Exercise – Report the number of lines in these entries that contain "heading". Write only the number.

Records from a collection of figures
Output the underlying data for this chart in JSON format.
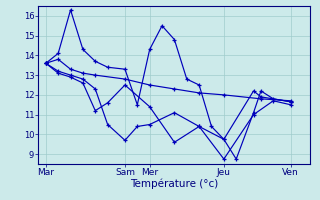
{
  "background_color": "#cceaea",
  "grid_color": "#a0cccc",
  "line_color": "#0000bb",
  "ylim": [
    8.5,
    16.5
  ],
  "yticks": [
    9,
    10,
    11,
    12,
    13,
    14,
    15,
    16
  ],
  "xlabel": "Température (°c)",
  "xlim": [
    0,
    11.0
  ],
  "x_tick_labels": [
    "Mar",
    "Sam",
    "Mer",
    "Jeu",
    "Ven"
  ],
  "x_tick_positions": [
    0.3,
    3.5,
    4.5,
    7.5,
    10.2
  ],
  "series": [
    {
      "x": [
        0.3,
        0.8,
        1.3,
        1.8,
        2.3,
        3.5,
        4.5,
        5.5,
        6.5,
        7.5,
        9.0,
        10.2
      ],
      "y": [
        13.6,
        13.8,
        13.3,
        13.1,
        13.0,
        12.8,
        12.5,
        12.3,
        12.1,
        12.0,
        11.8,
        11.7
      ]
    },
    {
      "x": [
        0.3,
        0.8,
        1.3,
        1.8,
        2.3,
        2.8,
        3.5,
        4.0,
        4.5,
        5.0,
        5.5,
        6.0,
        6.5,
        7.0,
        7.5,
        8.0,
        8.7,
        9.0,
        9.5,
        10.2
      ],
      "y": [
        13.6,
        14.1,
        16.3,
        14.3,
        13.7,
        13.4,
        13.3,
        11.5,
        14.3,
        15.5,
        14.8,
        12.8,
        12.5,
        10.4,
        9.75,
        8.75,
        11.1,
        12.2,
        11.8,
        11.65
      ]
    },
    {
      "x": [
        0.3,
        0.8,
        1.3,
        1.8,
        2.3,
        2.8,
        3.5,
        4.0,
        4.5,
        5.5,
        6.5,
        7.5,
        8.7,
        9.0,
        10.2
      ],
      "y": [
        13.6,
        13.2,
        13.0,
        12.8,
        12.3,
        10.5,
        9.7,
        10.4,
        10.5,
        11.1,
        10.4,
        9.75,
        12.2,
        11.9,
        11.65
      ]
    },
    {
      "x": [
        0.3,
        0.8,
        1.3,
        1.8,
        2.3,
        2.8,
        3.5,
        4.5,
        5.5,
        6.5,
        7.5,
        8.7,
        9.5,
        10.2
      ],
      "y": [
        13.6,
        13.1,
        12.9,
        12.6,
        11.2,
        11.6,
        12.5,
        11.4,
        9.6,
        10.4,
        8.75,
        11.0,
        11.7,
        11.5
      ]
    }
  ]
}
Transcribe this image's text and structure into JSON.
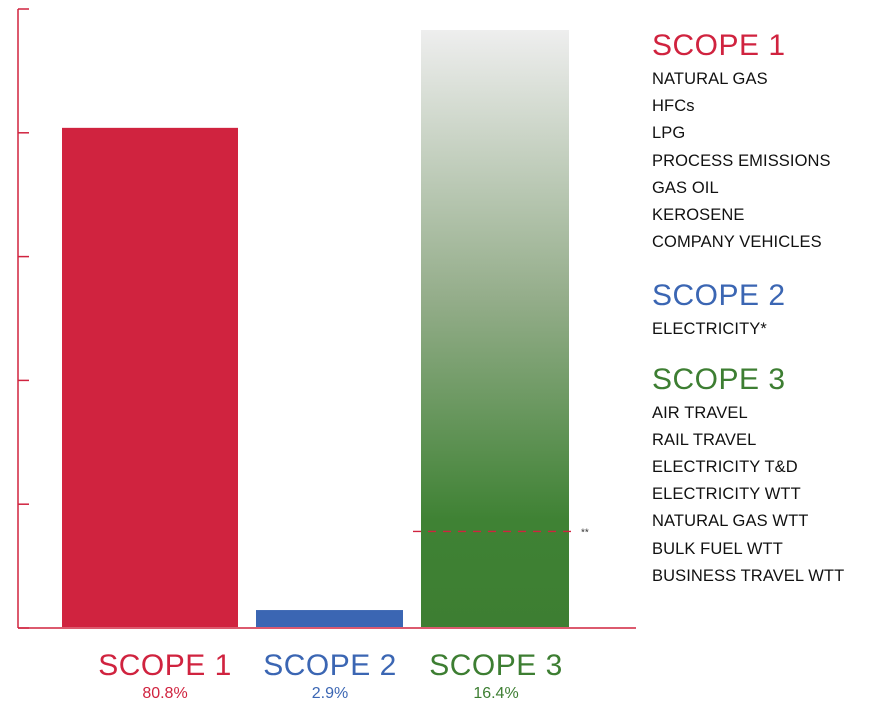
{
  "colors": {
    "scope1": "#d0233f",
    "scope2": "#3b66b3",
    "scope3": "#3d7e32",
    "axis": "#d0233f",
    "marker": "#d0233f"
  },
  "chart_data": {
    "type": "bar",
    "categories": [
      "SCOPE 1",
      "SCOPE 2",
      "SCOPE 3"
    ],
    "values": [
      80.8,
      2.9,
      16.4
    ],
    "percent_labels": [
      "80.8%",
      "2.9%",
      "16.4%"
    ],
    "value_unit": "%",
    "ylim": [
      0,
      100
    ],
    "y_ticks": [
      0,
      20,
      40,
      60,
      80,
      100
    ],
    "y_tick_labels": [],
    "grid": false,
    "legend_position": "right",
    "scope3_gradient_fades_to": "light grey at top",
    "scope3_marker": {
      "value": 15.6,
      "label": "**",
      "style": "dashed"
    }
  },
  "legend": {
    "scope1": {
      "heading": "SCOPE 1",
      "items": [
        "NATURAL GAS",
        "HFCs",
        "LPG",
        "PROCESS EMISSIONS",
        "GAS OIL",
        "KEROSENE",
        "COMPANY VEHICLES"
      ]
    },
    "scope2": {
      "heading": "SCOPE 2",
      "items": [
        "ELECTRICITY*"
      ]
    },
    "scope3": {
      "heading": "SCOPE 3",
      "items": [
        "AIR TRAVEL",
        "RAIL TRAVEL",
        "ELECTRICITY T&D",
        "ELECTRICITY WTT",
        "NATURAL GAS WTT",
        "BULK FUEL WTT",
        "BUSINESS TRAVEL WTT"
      ]
    }
  }
}
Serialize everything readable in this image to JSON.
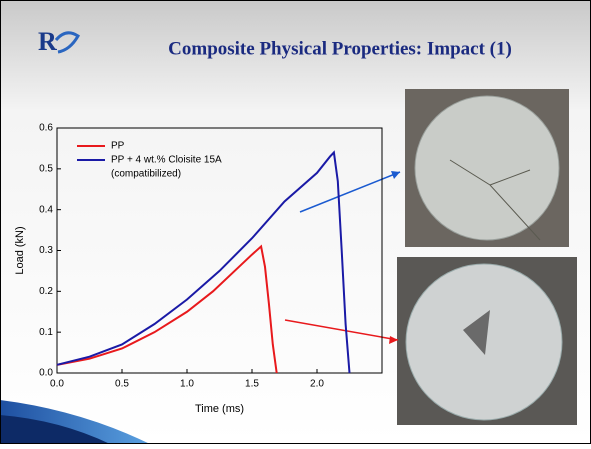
{
  "chart_data": {
    "type": "line",
    "title": "Composite Physical Properties: Impact (1)",
    "x_label": "Time (ms)",
    "y_label": "Load (kN)",
    "xlim": [
      0,
      2.5
    ],
    "ylim": [
      0,
      0.6
    ],
    "xticks": [
      {
        "value": 0,
        "label": "0.0"
      },
      0.5,
      {
        "value": 1,
        "label": "1.0"
      },
      1.5,
      {
        "value": 2,
        "label": "2.0"
      }
    ],
    "yticks": [
      {
        "value": 0,
        "label": "0.0"
      },
      0.1,
      0.2,
      0.3,
      0.4,
      0.5,
      0.6
    ],
    "legend": "upper left",
    "series": [
      {
        "name": "PP",
        "color": "#e8191c",
        "x": [
          0,
          0.25,
          0.5,
          0.75,
          1.0,
          1.2,
          1.4,
          1.5,
          1.57,
          1.6,
          1.63,
          1.66,
          1.69
        ],
        "values": [
          0.02,
          0.035,
          0.06,
          0.1,
          0.15,
          0.2,
          0.26,
          0.29,
          0.31,
          0.26,
          0.17,
          0.07,
          0
        ]
      },
      {
        "name": "PP + 4 wt.% Cloisite 15A",
        "color": "#1a1aa6",
        "x": [
          0,
          0.25,
          0.5,
          0.75,
          1.0,
          1.25,
          1.5,
          1.75,
          2.0,
          2.1,
          2.13,
          2.16,
          2.19,
          2.22,
          2.25
        ],
        "values": [
          0.02,
          0.04,
          0.07,
          0.12,
          0.18,
          0.25,
          0.33,
          0.42,
          0.49,
          0.53,
          0.54,
          0.47,
          0.3,
          0.12,
          0
        ]
      }
    ],
    "legend_note": "(compatibilized)"
  }
}
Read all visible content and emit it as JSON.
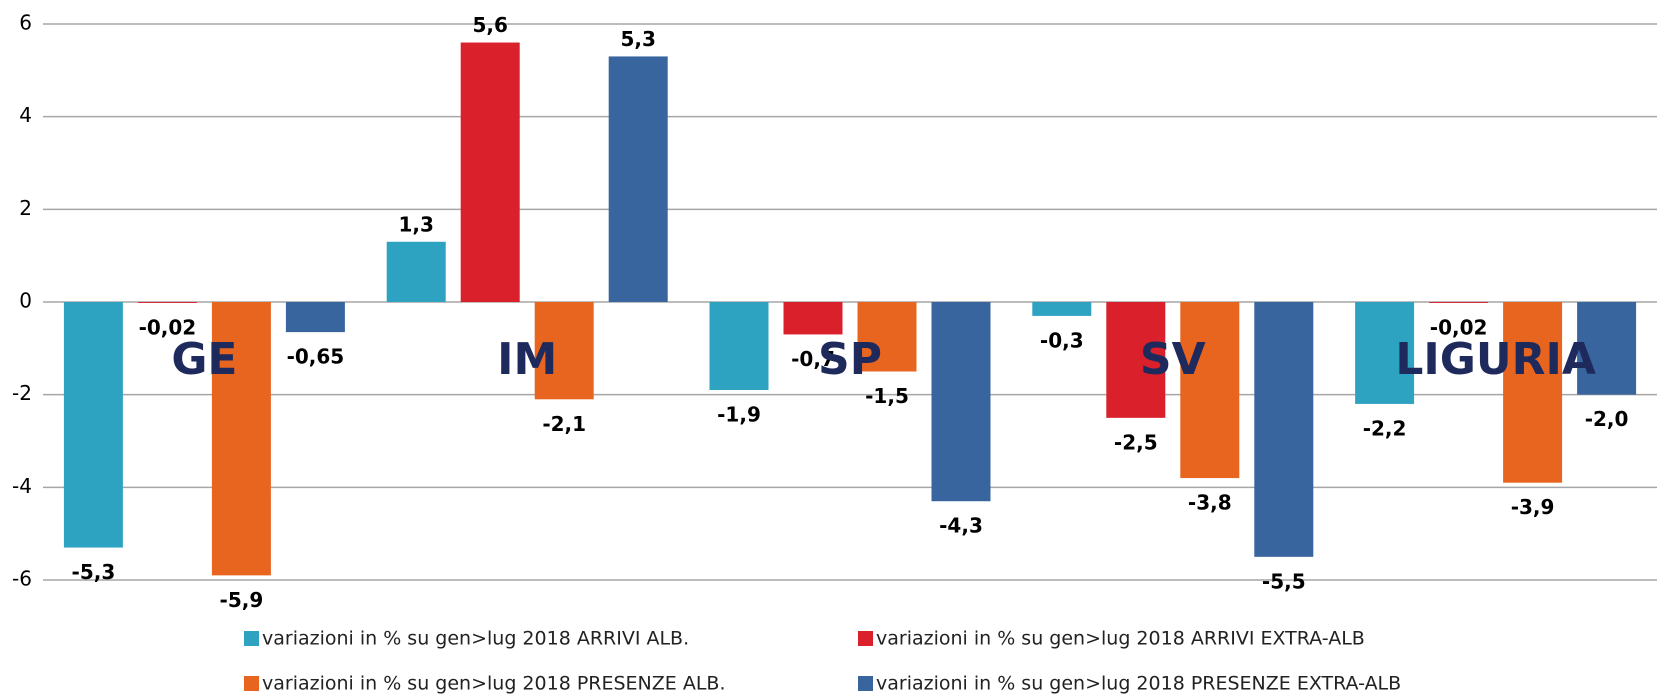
{
  "chart_data": {
    "type": "bar",
    "categories": [
      "GE",
      "IM",
      "SP",
      "SV",
      "LIGURIA"
    ],
    "series": [
      {
        "name": "variazioni in % su gen>lug 2018 ARRIVI ALB.",
        "color": "#2ea3c1",
        "values": [
          -5.3,
          1.3,
          -1.9,
          -0.3,
          -2.2
        ],
        "value_labels": [
          "-5,3",
          "1,3",
          "-1,9",
          "-0,3",
          "-2,2"
        ]
      },
      {
        "name": "variazioni in % su gen>lug 2018 ARRIVI EXTRA-ALB",
        "color": "#d9202b",
        "values": [
          -0.02,
          5.6,
          -0.7,
          -2.5,
          -0.02
        ],
        "value_labels": [
          "-0,02",
          "5,6",
          "-0,7",
          "-2,5",
          "-0,02"
        ]
      },
      {
        "name": "variazioni in % su gen>lug 2018 PRESENZE ALB.",
        "color": "#e8651f",
        "values": [
          -5.9,
          -2.1,
          -1.5,
          -3.8,
          -3.9
        ],
        "value_labels": [
          "-5,9",
          "-2,1",
          "-1,5",
          "-3,8",
          "-3,9"
        ]
      },
      {
        "name": "variazioni in % su gen>lug 2018 PRESENZE EXTRA-ALB",
        "color": "#39659e",
        "values": [
          -0.65,
          5.3,
          -4.3,
          -5.5,
          -2.0
        ],
        "value_labels": [
          "-0,65",
          "5,3",
          "-4,3",
          "-5,5",
          "-2,0"
        ]
      }
    ],
    "ylim": [
      -6,
      6
    ],
    "yticks": [
      -6,
      -4,
      -2,
      0,
      2,
      4,
      6
    ],
    "grid": true
  }
}
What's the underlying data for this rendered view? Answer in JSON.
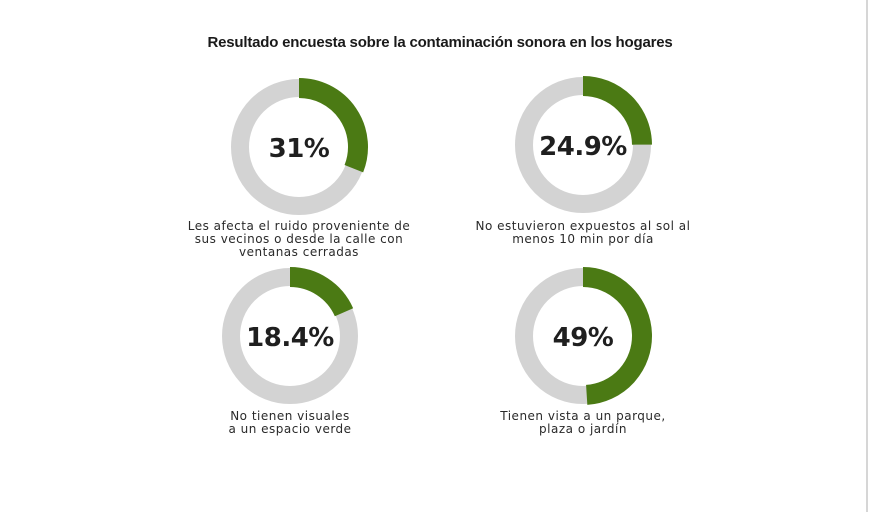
{
  "chart_data": {
    "type": "pie",
    "variant": "donut",
    "title": "Resultado encuesta sobre la contaminación sonora en los hogares",
    "colors": {
      "fill": "#4b7a14",
      "track": "#d3d3d3"
    },
    "items": [
      {
        "value": 31,
        "label": "31%",
        "caption": [
          "Les afecta el ruido proveniente de",
          "sus vecinos o desde la calle con",
          "ventanas cerradas"
        ]
      },
      {
        "value": 24.9,
        "label": "24.9%",
        "caption": [
          "No estuvieron expuestos al sol al",
          "menos 10 min por día"
        ]
      },
      {
        "value": 18.4,
        "label": "18.4%",
        "caption": [
          "No tienen visuales",
          "a un espacio verde"
        ]
      },
      {
        "value": 49,
        "label": "49%",
        "caption": [
          "Tienen vista a un parque,",
          "plaza o jardín"
        ]
      }
    ]
  }
}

Complete response – 3